# [Supplied text]
+++

Personalized treatment based on airway biology and clinical phenotypes

Clinical and molecular phenotypes of asthma and COPD are becoming more refined, with the hope of achieving more personalized therapy for people with airway diseases. For example, aspirin-intolerant asthma is a clinical phenotype of asthma, with defined characteristics of asthma, rhinosinusitis, nasal polyps and sensitivity to aspirin and non-steroidal anti-inflammatory agents. Alterations in arachidonic acid metabolism have been postulated to be involved. Fibroblasts from nasal mucosa of people with aspirin-intolerant asthma demonstrated lower expression of prostaglandin E2 and cyclooxygenase, which could then contribute to reduced anti-inflammatory effects in the nose in response to exposure to aspirin.[84]

Another example of a special clinical setting is asthma in pregnancy. Viral exacerbations are important complications of asthma during pregnancy. Peripheral blood mononuclear cells from pregnant women with asthma were tested for responses to ex vivo challenges with influenza virus.[85] The peripheral blood mononuclear cells were shown to have enhanced IL-17 secretion with phytohaemagglutinin stimulation and reduced secretion of interferon-gamma and IL-10, indicating reduced antiviral and regulatory responses. These observations go some way towards explaining the severe symptoms experienced by pregnant women with asthma who have viral respiratory infections.

+++

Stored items
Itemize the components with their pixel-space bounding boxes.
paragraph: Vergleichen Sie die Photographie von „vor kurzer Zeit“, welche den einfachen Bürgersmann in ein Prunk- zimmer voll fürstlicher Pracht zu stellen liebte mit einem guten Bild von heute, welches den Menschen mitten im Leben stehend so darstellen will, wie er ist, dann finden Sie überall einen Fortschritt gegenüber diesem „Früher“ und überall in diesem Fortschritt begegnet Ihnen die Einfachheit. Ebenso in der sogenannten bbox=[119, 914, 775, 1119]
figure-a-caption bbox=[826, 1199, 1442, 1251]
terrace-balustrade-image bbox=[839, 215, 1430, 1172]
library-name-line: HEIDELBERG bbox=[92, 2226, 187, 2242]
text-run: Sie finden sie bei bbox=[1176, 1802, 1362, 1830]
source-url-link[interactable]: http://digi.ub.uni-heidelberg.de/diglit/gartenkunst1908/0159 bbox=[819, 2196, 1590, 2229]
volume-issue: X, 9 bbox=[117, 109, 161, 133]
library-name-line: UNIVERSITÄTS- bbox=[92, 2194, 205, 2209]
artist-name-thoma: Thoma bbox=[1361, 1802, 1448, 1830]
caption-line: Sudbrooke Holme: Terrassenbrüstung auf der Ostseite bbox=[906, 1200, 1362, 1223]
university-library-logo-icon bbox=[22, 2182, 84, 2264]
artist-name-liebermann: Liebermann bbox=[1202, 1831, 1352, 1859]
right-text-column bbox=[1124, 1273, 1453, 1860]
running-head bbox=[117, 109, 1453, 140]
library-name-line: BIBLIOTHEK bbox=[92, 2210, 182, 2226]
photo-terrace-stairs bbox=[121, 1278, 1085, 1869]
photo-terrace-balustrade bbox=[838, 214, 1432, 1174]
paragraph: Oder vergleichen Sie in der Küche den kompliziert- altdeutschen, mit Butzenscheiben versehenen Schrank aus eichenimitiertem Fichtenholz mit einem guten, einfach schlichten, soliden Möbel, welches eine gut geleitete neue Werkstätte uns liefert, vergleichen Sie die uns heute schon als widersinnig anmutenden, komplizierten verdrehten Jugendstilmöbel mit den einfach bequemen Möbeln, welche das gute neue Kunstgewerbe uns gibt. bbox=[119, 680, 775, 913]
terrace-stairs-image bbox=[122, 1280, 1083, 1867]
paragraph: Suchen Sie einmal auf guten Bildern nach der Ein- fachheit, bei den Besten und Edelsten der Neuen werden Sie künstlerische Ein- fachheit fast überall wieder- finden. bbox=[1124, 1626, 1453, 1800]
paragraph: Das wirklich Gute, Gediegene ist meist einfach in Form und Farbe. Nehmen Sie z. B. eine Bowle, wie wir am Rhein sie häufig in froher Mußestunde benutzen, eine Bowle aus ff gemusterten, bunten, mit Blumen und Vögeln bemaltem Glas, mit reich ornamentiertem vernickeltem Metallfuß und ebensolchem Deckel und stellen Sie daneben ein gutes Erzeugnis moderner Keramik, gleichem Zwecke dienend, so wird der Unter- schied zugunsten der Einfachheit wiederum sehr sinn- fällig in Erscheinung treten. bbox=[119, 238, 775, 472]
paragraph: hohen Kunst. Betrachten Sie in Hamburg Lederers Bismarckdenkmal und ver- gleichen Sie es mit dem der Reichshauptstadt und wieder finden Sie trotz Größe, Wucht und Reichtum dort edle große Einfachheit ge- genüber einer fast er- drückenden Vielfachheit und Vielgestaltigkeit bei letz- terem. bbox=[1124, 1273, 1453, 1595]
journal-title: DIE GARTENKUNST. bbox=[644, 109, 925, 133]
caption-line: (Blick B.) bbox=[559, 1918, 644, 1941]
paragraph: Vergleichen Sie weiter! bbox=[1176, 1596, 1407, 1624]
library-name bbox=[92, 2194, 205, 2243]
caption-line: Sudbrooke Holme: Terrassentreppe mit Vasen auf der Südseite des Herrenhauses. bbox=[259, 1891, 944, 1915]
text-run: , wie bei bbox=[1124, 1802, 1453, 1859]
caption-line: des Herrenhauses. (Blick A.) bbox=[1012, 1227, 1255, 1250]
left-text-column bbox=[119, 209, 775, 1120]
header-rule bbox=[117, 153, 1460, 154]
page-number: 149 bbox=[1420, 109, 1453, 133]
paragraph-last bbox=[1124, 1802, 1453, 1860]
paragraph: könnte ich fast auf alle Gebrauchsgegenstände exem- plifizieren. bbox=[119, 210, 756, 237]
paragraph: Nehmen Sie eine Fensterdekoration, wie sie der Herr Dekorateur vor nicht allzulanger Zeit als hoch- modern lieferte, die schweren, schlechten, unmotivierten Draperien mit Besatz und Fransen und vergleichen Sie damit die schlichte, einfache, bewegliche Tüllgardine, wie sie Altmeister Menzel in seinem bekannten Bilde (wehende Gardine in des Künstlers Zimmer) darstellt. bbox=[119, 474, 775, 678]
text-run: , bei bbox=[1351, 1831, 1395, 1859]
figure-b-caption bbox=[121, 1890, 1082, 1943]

+++

# [Problem set]
- a) Using the passage on asthma phenotypes, say whether each statement agrees with it. Answer yes or no for each, and quote the words that decide it.
(i) Nasal mucosa fibroblasts from people with aspirin-intolerant asthma showed higher expression of prostaglandin E2.
(ii) Viral exacerbations are important complications of asthma during pregnancy.
(iii) The peripheral blood mononuclear cells from pregnant women with asthma secreted more interferon-gamma.
- b) List every defining characteristic of aspirin-intolerant asthma given in the passage on asthma phenotypes.
- c) Continue the passage on asthma phenotypes from its final sentence.

# [Outputs in order]
- a)
(i) No: "lower expression of prostaglandin E2 and cyclooxygenase"
(ii) Yes: "Viral exacerbations are important complications of asthma during pregnancy."
(iii) No: "reduced secretion of interferon-gamma and IL-10"

- b)
- asthma
- rhinosinusitis
- nasal polyps
- sensitivity to aspirin and non-steroidal anti-inflammatory agents

- c)
Combination ICS/long-acting beta-agonist inhalers have been shown to be more beneficial in asthma than the two monocomponents separately. An in vitro study of an air-liquid interface model of Calu-3 cells, a bronchial epithelial cell line, found that the rate of transport of fluticasone proprionate across the cultured cells was slowed in the presence of salmeterol.[86] This slower transit was associated with increased epithelial resistance, implying decreased epithelial permeability, which could prolong the duration of anti-inflammatory effects of the inhaled steroid.[87]

In addition to the direct airway effects of combination inhalers, systemic anti-inflammatory effects have also been studied. Circulating lymphocytes from subjects with mild asthma or healthy controls were stimulated with lipopolysaccharide or phytohaemagglutinin.[88] The combination of formoterol and budesonide synergistically activated the glucocorticoid receptor in peripheral lymphocytes within 30 min. Furthermore, formoterol potentiated the anti-inflammatory effects of budesonide in terms of lipopolysaccharide-induced IL-1β, IL-6, IL-8 and tumour necrosis factor-alpha secretion from lymphocytes. These systemic anti-inflammatory effects would be beneficial by reducing recruitment of activated immune cells to the airways.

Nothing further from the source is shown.